PROBLEM. Please retype the data in full and exactly; the pictures are not part of the copy.

┄┄┄┄┄┄┄┄┄┄┄┄┄┄┄┄┄┄┄┄

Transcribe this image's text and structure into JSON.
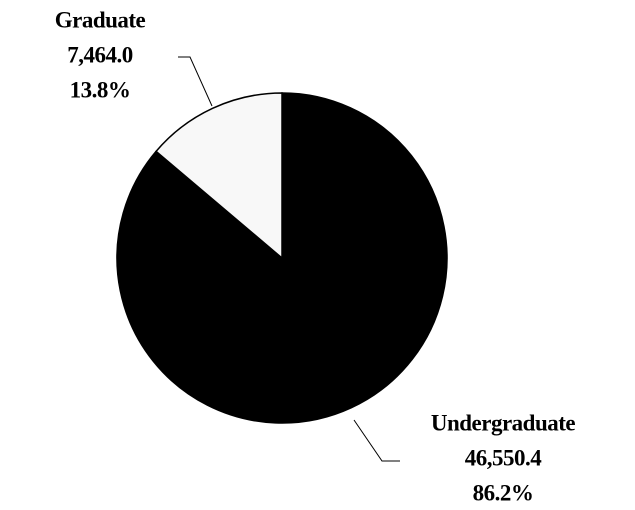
{
  "chart_data": {
    "type": "pie",
    "categories": [
      "Undergraduate",
      "Graduate"
    ],
    "values": [
      46550.4,
      7464.0
    ],
    "value_labels": [
      "46,550.4",
      "7,464.0"
    ],
    "percents": [
      86.2,
      13.8
    ],
    "percent_labels": [
      "86.2%",
      "13.8%"
    ],
    "colors": [
      "#000000",
      "#f8f8f8"
    ]
  }
}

┄┄┄┄┄┄┄┄┄┄┄┄┄┄┄┄┄┄┄┄

REPLY TO THE EXERCISE.
Transcribe this image's text and structure into JSON.
{
  "chart_data": {
    "type": "pie",
    "categories": [
      "Undergraduate",
      "Graduate"
    ],
    "values": [
      46550.4,
      7464.0
    ],
    "value_labels": [
      "46,550.4",
      "7,464.0"
    ],
    "percents": [
      86.2,
      13.8
    ],
    "percent_labels": [
      "86.2%",
      "13.8%"
    ],
    "colors": [
      "#000000",
      "#f8f8f8"
    ]
  }
}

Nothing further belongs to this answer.